§ WHAT THE TASK ASKS
Your task is to repeat the listing exactly.

━━━━━ INPUT

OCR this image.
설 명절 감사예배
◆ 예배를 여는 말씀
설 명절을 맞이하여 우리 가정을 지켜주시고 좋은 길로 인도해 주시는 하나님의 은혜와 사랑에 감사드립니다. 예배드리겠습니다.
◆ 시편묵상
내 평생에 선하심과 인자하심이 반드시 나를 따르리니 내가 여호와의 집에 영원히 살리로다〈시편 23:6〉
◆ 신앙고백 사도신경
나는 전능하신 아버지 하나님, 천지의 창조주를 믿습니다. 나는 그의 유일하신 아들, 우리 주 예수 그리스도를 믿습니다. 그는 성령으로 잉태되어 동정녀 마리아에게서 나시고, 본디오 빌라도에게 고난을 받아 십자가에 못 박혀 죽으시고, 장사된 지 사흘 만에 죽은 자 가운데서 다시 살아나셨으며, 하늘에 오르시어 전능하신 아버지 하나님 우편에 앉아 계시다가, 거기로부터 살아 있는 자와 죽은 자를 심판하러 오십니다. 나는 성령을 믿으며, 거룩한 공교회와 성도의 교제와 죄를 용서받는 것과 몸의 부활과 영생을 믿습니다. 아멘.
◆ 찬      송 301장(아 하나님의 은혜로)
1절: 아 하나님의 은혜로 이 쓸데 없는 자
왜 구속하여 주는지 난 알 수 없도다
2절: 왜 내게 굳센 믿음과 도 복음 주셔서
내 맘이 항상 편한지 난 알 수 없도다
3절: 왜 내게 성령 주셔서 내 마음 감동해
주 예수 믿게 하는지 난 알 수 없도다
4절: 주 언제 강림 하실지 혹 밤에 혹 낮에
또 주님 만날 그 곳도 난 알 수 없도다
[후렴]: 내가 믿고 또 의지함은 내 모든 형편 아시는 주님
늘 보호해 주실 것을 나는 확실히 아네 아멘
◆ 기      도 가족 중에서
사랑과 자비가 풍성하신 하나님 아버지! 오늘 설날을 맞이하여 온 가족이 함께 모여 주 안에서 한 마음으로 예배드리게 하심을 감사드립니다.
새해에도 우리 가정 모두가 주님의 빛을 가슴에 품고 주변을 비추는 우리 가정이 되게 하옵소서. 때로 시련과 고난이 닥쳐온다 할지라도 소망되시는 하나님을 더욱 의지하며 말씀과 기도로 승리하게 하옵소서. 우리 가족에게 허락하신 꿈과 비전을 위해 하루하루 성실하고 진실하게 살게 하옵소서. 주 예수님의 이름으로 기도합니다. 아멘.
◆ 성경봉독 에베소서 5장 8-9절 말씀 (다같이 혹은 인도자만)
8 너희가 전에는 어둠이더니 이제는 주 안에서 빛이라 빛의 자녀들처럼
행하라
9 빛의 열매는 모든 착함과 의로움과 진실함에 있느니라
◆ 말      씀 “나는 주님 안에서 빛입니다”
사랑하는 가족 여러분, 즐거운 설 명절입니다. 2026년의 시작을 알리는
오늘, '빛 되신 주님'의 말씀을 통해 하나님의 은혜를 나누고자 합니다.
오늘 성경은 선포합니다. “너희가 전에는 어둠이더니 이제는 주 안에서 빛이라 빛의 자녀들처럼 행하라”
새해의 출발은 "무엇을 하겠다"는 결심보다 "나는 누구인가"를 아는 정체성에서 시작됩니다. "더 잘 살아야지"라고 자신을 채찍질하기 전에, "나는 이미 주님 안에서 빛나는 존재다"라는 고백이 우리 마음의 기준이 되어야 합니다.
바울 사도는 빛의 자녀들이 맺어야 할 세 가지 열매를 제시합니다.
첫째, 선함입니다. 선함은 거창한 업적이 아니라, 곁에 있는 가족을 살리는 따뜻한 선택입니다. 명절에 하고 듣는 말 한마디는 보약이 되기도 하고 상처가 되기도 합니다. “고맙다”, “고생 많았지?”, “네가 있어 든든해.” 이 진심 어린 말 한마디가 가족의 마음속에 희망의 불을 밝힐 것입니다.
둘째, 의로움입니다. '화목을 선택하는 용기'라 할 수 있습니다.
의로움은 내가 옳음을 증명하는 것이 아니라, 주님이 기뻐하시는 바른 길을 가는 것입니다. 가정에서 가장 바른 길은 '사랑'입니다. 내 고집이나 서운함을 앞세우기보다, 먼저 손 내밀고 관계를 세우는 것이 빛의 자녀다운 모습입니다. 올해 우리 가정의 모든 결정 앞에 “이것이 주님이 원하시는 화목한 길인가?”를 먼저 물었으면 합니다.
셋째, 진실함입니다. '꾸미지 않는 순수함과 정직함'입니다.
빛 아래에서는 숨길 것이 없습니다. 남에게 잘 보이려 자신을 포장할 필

━━━━━━━━━━

§ CORRECT RESULT
OCR this image.
설 명절 감사예배
◆ 예배를 여는 말씀
설 명절을 맞이하여 우리 가정을 지켜주시고 좋은 길로 인도해 주시는 하나님의 은혜와 사랑에 감사드립니다. 예배드리겠습니다.
◆ 시편묵상
내 평생에 선하심과 인자하심이 반드시 나를 따르리니 내가 여호와의 집에 영원히 살리로다〈시편 23:6〉
◆ 신앙고백 사도신경
나는 전능하신 아버지 하나님, 천지의 창조주를 믿습니다. 나는 그의 유일하신 아들, 우리 주 예수 그리스도를 믿습니다. 그는 성령으로 잉태되어 동정녀 마리아에게서 나시고, 본디오 빌라도에게 고난을 받아 십자가에 못 박혀 죽으시고, 장사된 지 사흘 만에 죽은 자 가운데서 다시 살아나셨으며, 하늘에 오르시어 전능하신 아버지 하나님 우편에 앉아 계시다가, 거기로부터 살아 있는 자와 죽은 자를 심판하러 오십니다. 나는 성령을 믿으며, 거룩한 공교회와 성도의 교제와 죄를 용서받는 것과 몸의 부활과 영생을 믿습니다. 아멘.
◆ 찬      송 301장(아 하나님의 은혜로)
1절: 아 하나님의 은혜로 이 쓸데 없는 자
왜 구속하여 주는지 난 알 수 없도다
2절: 왜 내게 굳센 믿음과 도 복음 주셔서
내 맘이 항상 편한지 난 알 수 없도다
3절: 왜 내게 성령 주셔서 내 마음 감동해
주 예수 믿게 하는지 난 알 수 없도다
4절: 주 언제 강림 하실지 혹 밤에 혹 낮에
또 주님 만날 그 곳도 난 알 수 없도다
[후렴]: 내가 믿고 또 의지함은 내 모든 형편 아시는 주님
늘 보호해 주실 것을 나는 확실히 아네 아멘
◆ 기      도 가족 중에서
사랑과 자비가 풍성하신 하나님 아버지! 오늘 설날을 맞이하여 온 가족이 함께 모여 주 안에서 한 마음으로 예배드리게 하심을 감사드립니다.
새해에도 우리 가정 모두가 주님의 빛을 가슴에 품고 주변을 비추는 우리 가정이 되게 하옵소서. 때로 시련과 고난이 닥쳐온다 할지라도 소망되시는 하나님을 더욱 의지하며 말씀과 기도로 승리하게 하옵소서. 우리 가족에게 허락하신 꿈과 비전을 위해 하루하루 성실하고 진실하게 살게 하옵소서. 주 예수님의 이름으로 기도합니다. 아멘.
◆ 성경봉독 에베소서 5장 8-9절 말씀 (다같이 혹은 인도자만)
8 너희가 전에는 어둠이더니 이제는 주 안에서 빛이라 빛의 자녀들처럼
행하라
9 빛의 열매는 모든 착함과 의로움과 진실함에 있느니라
◆ 말      씀 “나는 주님 안에서 빛입니다”
사랑하는 가족 여러분, 즐거운 설 명절입니다. 2026년의 시작을 알리는
오늘, '빛 되신 주님'의 말씀을 통해 하나님의 은혜를 나누고자 합니다.
오늘 성경은 선포합니다. “너희가 전에는 어둠이더니 이제는 주 안에서 빛이라 빛의 자녀들처럼 행하라”
새해의 출발은 "무엇을 하겠다"는 결심보다 "나는 누구인가"를 아는 정체성에서 시작됩니다. "더 잘 살아야지"라고 자신을 채찍질하기 전에, "나는 이미 주님 안에서 빛나는 존재다"라는 고백이 우리 마음의 기준이 되어야 합니다.
바울 사도는 빛의 자녀들이 맺어야 할 세 가지 열매를 제시합니다.
첫째, 선함입니다. 선함은 거창한 업적이 아니라, 곁에 있는 가족을 살리는 따뜻한 선택입니다. 명절에 하고 듣는 말 한마디는 보약이 되기도 하고 상처가 되기도 합니다. “고맙다”, “고생 많았지?”, “네가 있어 든든해.” 이 진심 어린 말 한마디가 가족의 마음속에 희망의 불을 밝힐 것입니다.
둘째, 의로움입니다. '화목을 선택하는 용기'라 할 수 있습니다.
의로움은 내가 옳음을 증명하는 것이 아니라, 주님이 기뻐하시는 바른 길을 가는 것입니다. 가정에서 가장 바른 길은 '사랑'입니다. 내 고집이나 서운함을 앞세우기보다, 먼저 손 내밀고 관계를 세우는 것이 빛의 자녀다운 모습입니다. 올해 우리 가정의 모든 결정 앞에 “이것이 주님이 원하시는 화목한 길인가?”를 먼저 물었으면 합니다.
셋째, 진실함입니다. '꾸미지 않는 순수함과 정직함'입니다.
빛 아래에서는 숨길 것이 없습니다. 남에게 잘 보이려 자신을 포장할 필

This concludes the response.